Direction:
Every line holding the string "Employee" should be gathered.

Records from a collection:
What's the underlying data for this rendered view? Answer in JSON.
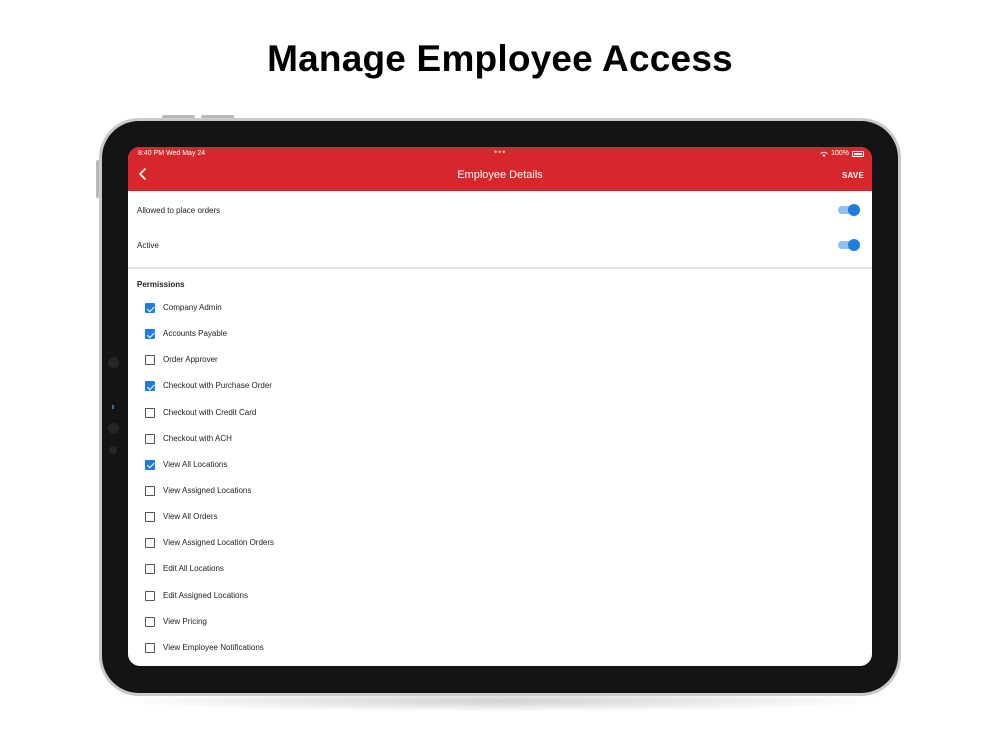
{
  "headline": "Manage Employee Access",
  "status_bar": {
    "time": "8:40 PM  Wed May 24",
    "center": "•••",
    "battery": "100%"
  },
  "app_bar": {
    "title": "Employee Details",
    "save_label": "SAVE",
    "back_icon": "chevron-left-icon",
    "color": "#d8262e"
  },
  "toggles": [
    {
      "label": "Allowed to place orders",
      "on": true
    },
    {
      "label": "Active",
      "on": true
    }
  ],
  "permissions": {
    "title": "Permissions",
    "items": [
      {
        "label": "Company Admin",
        "checked": true
      },
      {
        "label": "Accounts Payable",
        "checked": true
      },
      {
        "label": "Order Approver",
        "checked": false
      },
      {
        "label": "Checkout with Purchase Order",
        "checked": true
      },
      {
        "label": "Checkout with Credit Card",
        "checked": false
      },
      {
        "label": "Checkout with ACH",
        "checked": false
      },
      {
        "label": "View All Locations",
        "checked": true
      },
      {
        "label": "View Assigned Locations",
        "checked": false
      },
      {
        "label": "View All Orders",
        "checked": false
      },
      {
        "label": "View Assigned Location Orders",
        "checked": false
      },
      {
        "label": "Edit All Locations",
        "checked": false
      },
      {
        "label": "Edit Assigned Locations",
        "checked": false
      },
      {
        "label": "View Pricing",
        "checked": false
      },
      {
        "label": "View Employee Notifications",
        "checked": false
      }
    ]
  },
  "colors": {
    "accent": "#1f7de0",
    "brand_red": "#d8262e"
  }
}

Task output:
  "headline": "Manage Employee Access",
    "title": "Employee Details",
        "label": "View Employee Notifications",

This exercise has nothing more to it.